• Supplied data:
** begin **

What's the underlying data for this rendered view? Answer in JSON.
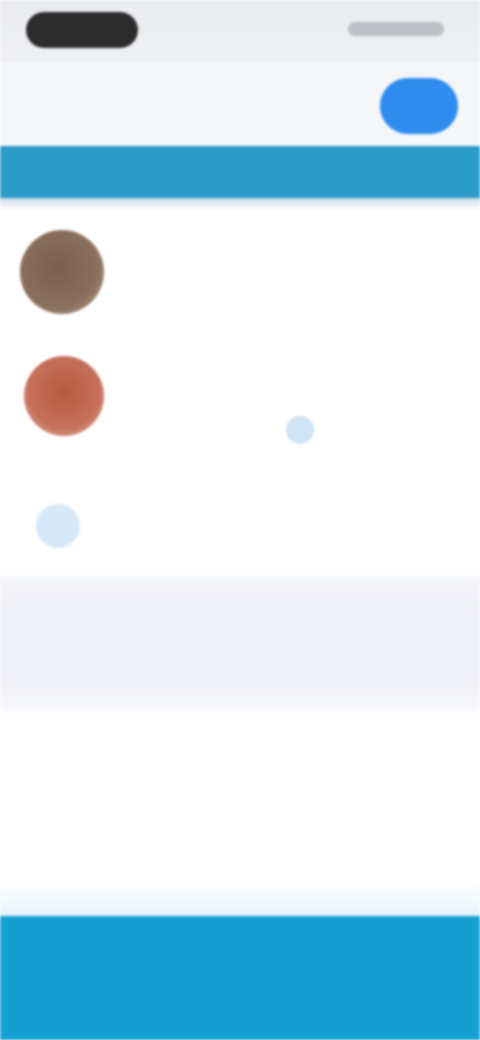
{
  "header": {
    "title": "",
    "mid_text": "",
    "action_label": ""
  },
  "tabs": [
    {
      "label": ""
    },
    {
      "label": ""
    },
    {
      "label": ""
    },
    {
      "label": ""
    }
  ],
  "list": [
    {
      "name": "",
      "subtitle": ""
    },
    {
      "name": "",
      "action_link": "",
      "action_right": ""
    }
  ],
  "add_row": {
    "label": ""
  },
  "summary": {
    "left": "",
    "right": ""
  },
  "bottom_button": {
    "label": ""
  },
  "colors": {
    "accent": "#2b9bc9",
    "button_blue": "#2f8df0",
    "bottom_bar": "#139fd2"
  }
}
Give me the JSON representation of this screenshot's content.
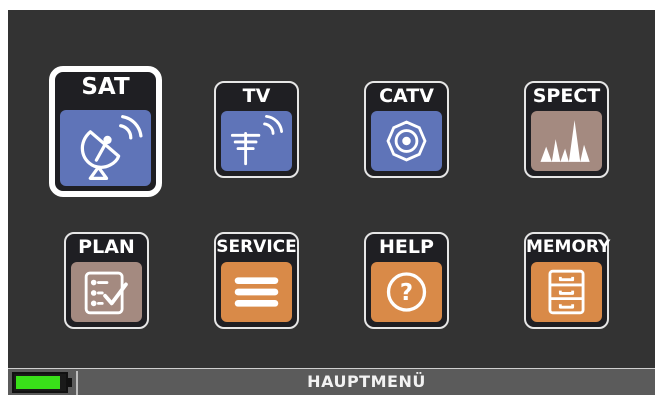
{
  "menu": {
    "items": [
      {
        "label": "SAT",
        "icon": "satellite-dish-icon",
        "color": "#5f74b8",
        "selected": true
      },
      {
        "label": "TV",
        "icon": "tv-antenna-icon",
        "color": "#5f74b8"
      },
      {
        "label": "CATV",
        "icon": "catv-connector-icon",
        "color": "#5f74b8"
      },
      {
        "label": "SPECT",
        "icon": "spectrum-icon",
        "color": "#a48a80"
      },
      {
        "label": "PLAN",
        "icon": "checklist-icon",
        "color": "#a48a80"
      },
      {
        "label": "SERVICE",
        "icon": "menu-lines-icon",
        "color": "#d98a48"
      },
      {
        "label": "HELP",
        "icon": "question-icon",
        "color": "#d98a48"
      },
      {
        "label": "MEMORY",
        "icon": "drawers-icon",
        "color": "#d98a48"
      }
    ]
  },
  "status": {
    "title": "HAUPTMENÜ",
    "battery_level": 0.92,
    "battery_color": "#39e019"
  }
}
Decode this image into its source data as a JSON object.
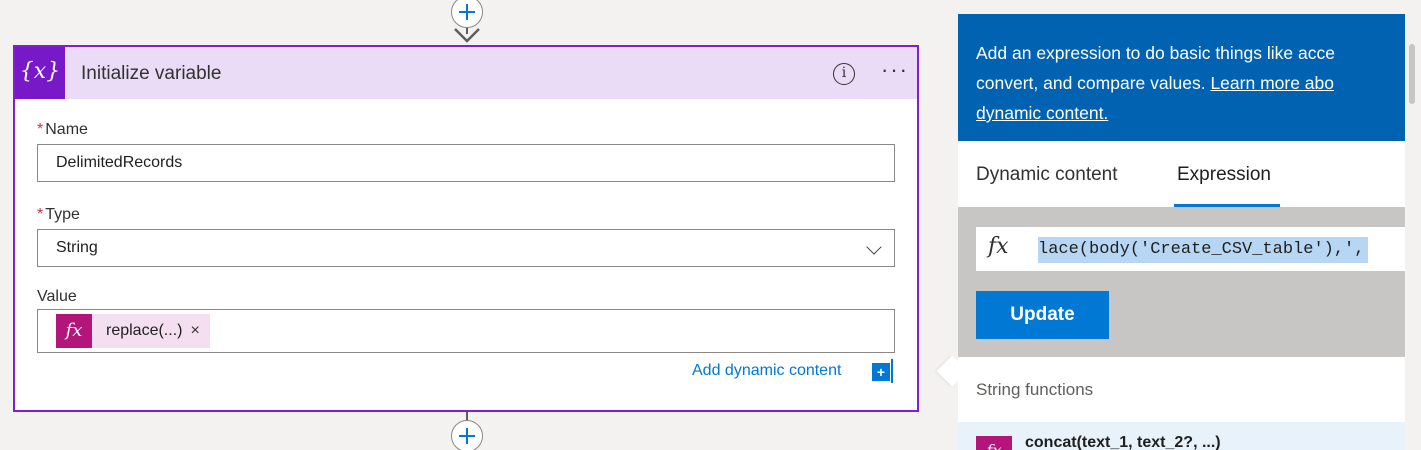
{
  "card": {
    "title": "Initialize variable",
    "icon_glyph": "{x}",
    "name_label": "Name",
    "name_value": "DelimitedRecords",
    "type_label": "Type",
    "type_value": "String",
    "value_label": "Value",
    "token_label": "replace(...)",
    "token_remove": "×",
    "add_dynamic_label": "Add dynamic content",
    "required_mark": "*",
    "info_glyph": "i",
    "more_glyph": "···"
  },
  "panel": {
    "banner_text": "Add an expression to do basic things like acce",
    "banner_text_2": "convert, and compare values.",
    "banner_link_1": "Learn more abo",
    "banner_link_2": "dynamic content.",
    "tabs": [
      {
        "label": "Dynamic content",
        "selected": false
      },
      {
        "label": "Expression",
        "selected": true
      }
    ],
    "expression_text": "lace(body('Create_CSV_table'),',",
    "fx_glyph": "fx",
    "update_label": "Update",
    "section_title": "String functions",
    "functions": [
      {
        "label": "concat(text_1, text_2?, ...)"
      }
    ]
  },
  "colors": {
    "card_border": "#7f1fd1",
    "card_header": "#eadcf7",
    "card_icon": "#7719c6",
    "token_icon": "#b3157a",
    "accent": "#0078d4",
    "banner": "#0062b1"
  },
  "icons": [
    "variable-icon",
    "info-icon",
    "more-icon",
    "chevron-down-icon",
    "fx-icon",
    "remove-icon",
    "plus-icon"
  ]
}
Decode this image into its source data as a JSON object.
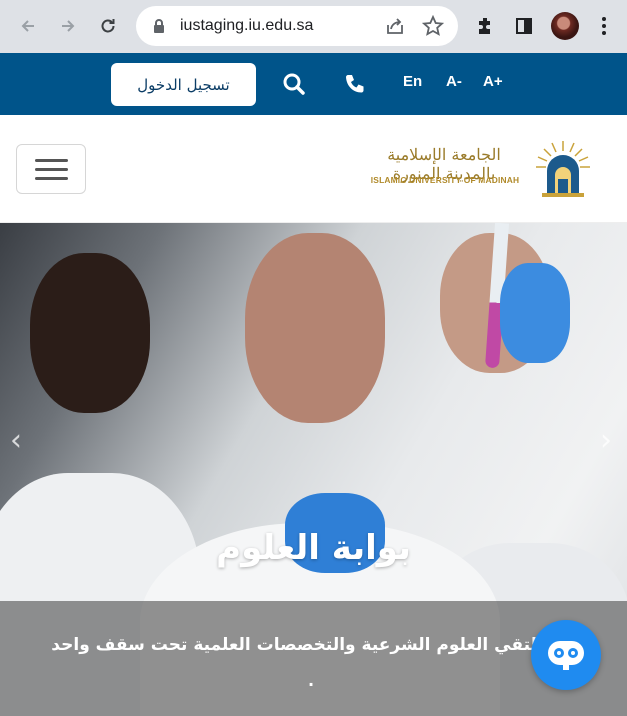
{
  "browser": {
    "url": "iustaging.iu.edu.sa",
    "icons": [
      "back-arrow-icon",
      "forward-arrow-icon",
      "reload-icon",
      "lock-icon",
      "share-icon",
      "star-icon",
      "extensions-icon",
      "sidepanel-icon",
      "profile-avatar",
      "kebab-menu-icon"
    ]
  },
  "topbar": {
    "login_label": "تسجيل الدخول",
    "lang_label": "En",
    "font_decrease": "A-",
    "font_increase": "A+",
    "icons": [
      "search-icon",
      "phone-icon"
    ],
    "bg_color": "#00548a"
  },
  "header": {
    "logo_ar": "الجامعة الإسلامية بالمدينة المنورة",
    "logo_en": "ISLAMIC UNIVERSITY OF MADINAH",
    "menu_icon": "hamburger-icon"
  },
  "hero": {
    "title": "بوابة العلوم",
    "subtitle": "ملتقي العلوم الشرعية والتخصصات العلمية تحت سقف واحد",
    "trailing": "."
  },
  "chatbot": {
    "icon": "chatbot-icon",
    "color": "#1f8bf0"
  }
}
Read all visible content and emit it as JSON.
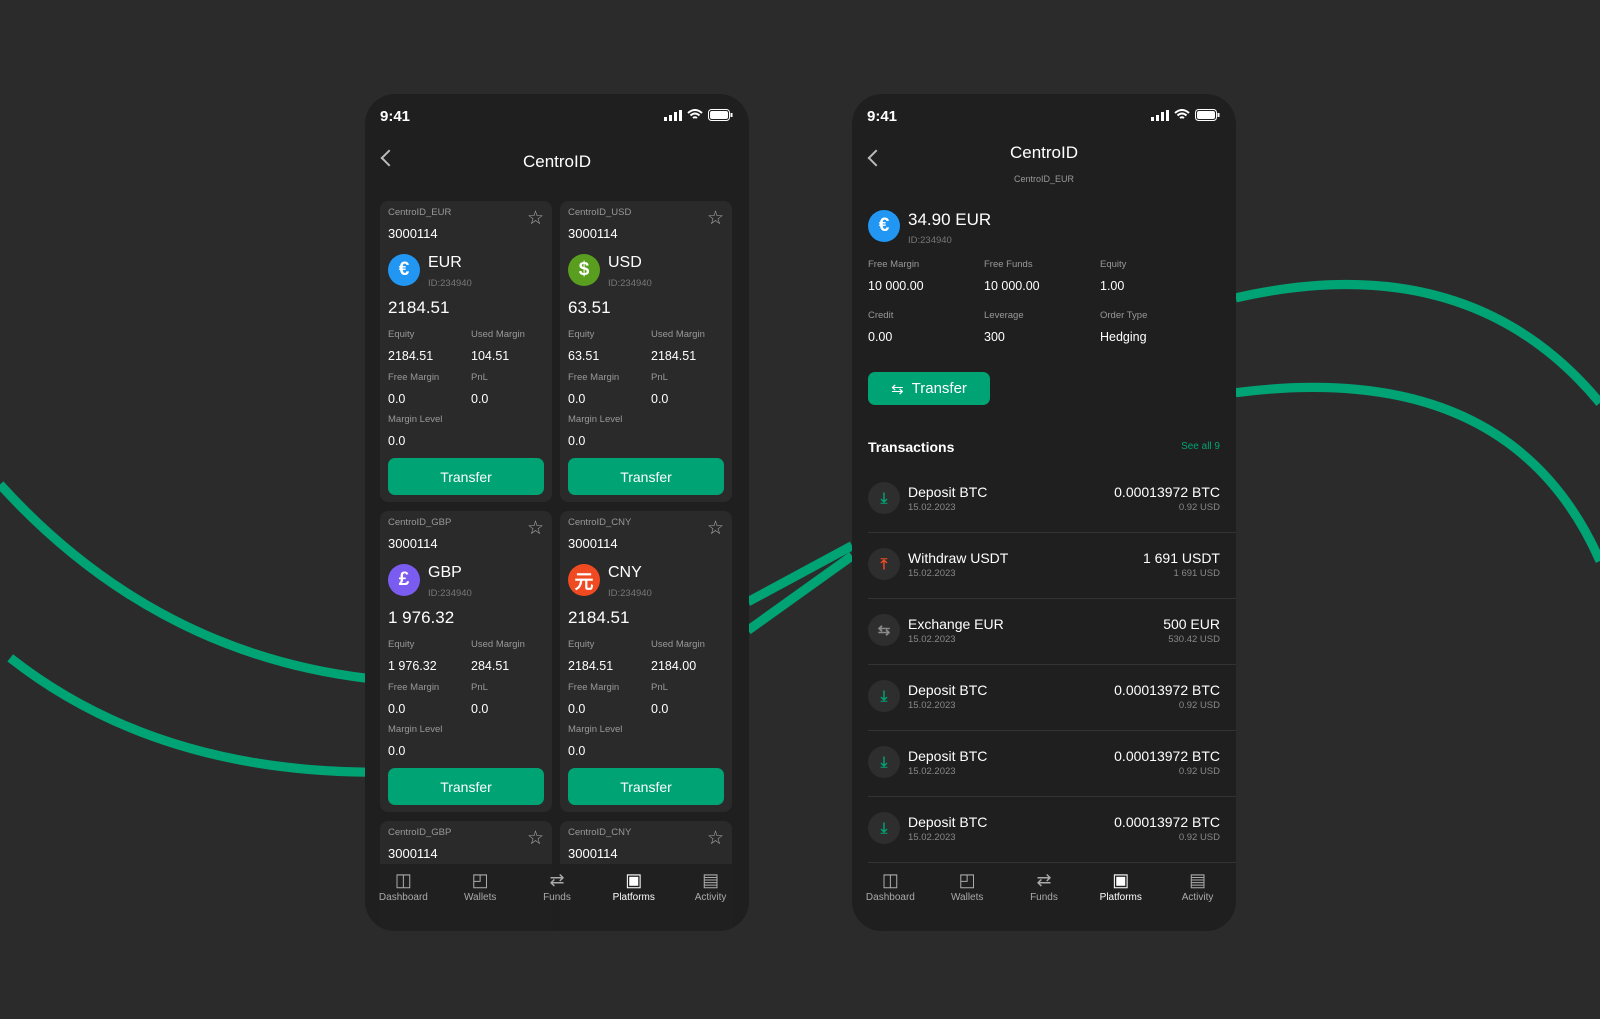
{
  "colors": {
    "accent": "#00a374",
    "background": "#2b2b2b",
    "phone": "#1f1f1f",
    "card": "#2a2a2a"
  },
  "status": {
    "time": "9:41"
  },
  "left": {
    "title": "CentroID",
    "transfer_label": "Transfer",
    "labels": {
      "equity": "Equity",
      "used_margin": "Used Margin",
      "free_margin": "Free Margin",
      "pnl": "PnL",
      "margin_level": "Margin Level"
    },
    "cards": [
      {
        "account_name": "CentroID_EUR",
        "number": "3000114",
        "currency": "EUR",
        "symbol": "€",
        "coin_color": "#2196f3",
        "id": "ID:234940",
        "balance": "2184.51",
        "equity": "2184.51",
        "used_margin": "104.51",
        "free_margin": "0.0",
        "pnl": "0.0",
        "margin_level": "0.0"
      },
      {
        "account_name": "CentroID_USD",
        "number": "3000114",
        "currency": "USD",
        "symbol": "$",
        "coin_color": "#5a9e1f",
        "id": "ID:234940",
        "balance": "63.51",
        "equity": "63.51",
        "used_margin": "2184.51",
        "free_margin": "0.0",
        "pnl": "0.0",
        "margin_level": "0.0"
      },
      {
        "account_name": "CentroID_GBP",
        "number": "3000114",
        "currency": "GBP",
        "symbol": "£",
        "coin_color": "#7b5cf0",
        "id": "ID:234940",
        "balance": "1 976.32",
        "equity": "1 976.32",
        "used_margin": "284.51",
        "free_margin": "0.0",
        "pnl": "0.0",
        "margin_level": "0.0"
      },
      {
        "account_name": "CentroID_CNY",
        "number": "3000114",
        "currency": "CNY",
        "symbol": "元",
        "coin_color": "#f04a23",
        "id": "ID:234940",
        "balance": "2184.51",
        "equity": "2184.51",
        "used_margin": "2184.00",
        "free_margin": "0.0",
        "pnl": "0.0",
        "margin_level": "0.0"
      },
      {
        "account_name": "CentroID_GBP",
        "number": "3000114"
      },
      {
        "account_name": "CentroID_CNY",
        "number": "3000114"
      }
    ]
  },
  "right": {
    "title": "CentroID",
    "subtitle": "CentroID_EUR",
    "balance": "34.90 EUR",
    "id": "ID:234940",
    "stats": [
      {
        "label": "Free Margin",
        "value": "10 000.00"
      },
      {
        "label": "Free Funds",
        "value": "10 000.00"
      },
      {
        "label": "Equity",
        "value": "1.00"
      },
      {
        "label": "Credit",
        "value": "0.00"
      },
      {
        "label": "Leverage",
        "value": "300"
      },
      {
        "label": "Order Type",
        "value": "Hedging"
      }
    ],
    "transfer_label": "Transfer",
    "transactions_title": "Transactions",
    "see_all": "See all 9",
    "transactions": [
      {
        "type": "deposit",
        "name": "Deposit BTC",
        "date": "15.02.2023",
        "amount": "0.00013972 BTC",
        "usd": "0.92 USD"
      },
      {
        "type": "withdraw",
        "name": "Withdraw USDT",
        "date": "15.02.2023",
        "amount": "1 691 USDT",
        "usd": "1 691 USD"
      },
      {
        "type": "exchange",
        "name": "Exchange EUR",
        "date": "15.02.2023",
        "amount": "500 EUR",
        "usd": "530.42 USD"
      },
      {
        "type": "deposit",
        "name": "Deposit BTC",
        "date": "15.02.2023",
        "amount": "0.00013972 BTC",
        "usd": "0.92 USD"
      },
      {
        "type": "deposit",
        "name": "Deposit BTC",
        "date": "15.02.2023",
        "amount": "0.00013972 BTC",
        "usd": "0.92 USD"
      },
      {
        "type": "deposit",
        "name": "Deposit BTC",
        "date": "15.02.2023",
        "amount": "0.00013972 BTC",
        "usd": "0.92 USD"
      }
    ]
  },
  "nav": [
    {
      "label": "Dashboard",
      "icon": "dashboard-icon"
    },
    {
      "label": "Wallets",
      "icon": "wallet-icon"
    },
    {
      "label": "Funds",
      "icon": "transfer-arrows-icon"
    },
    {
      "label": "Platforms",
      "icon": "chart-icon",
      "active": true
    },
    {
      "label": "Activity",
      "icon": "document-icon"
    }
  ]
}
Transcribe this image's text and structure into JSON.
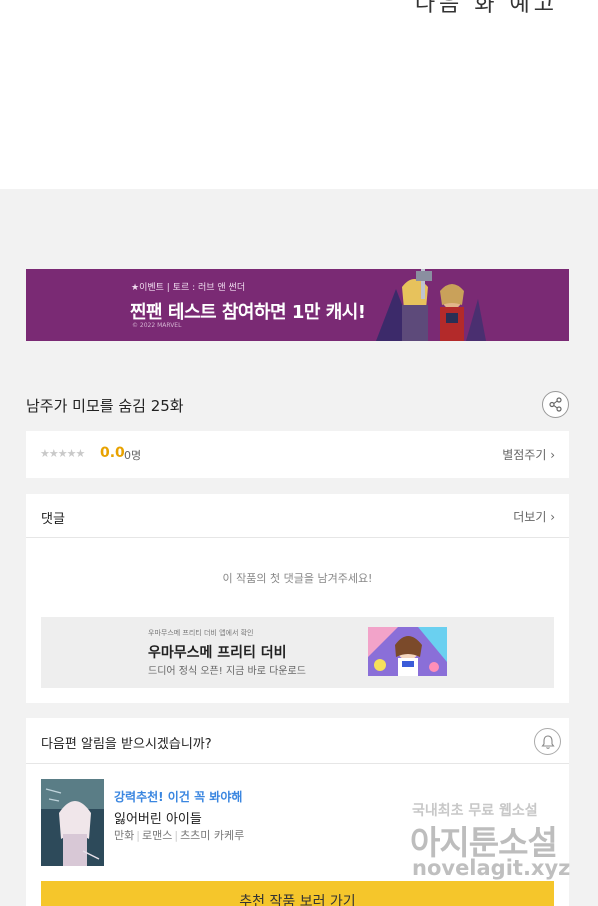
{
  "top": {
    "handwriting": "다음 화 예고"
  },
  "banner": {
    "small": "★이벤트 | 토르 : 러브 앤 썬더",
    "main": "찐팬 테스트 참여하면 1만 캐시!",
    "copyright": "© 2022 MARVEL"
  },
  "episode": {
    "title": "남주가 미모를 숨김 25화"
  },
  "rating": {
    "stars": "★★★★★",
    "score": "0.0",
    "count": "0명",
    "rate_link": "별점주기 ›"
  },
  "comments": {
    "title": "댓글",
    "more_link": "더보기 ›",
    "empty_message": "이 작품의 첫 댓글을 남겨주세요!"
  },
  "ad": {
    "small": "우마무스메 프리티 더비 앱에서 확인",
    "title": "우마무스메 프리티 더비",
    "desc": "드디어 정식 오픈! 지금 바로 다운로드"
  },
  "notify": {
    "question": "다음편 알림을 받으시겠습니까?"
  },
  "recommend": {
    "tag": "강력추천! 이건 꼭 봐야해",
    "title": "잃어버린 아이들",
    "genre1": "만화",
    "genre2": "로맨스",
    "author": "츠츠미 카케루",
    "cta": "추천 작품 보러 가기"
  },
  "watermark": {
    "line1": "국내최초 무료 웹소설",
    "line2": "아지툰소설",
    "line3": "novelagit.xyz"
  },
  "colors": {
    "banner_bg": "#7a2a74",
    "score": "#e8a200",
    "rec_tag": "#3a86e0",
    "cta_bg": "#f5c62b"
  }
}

** end **

Where a line above includes "subtitle", copy that line.

      "subtitle": ""
    "subtitle": "ملتقي العلوم الشرعية والتخصصات العلمية تحت سقف واحد",
    "subtitle": "CentroID_EUR",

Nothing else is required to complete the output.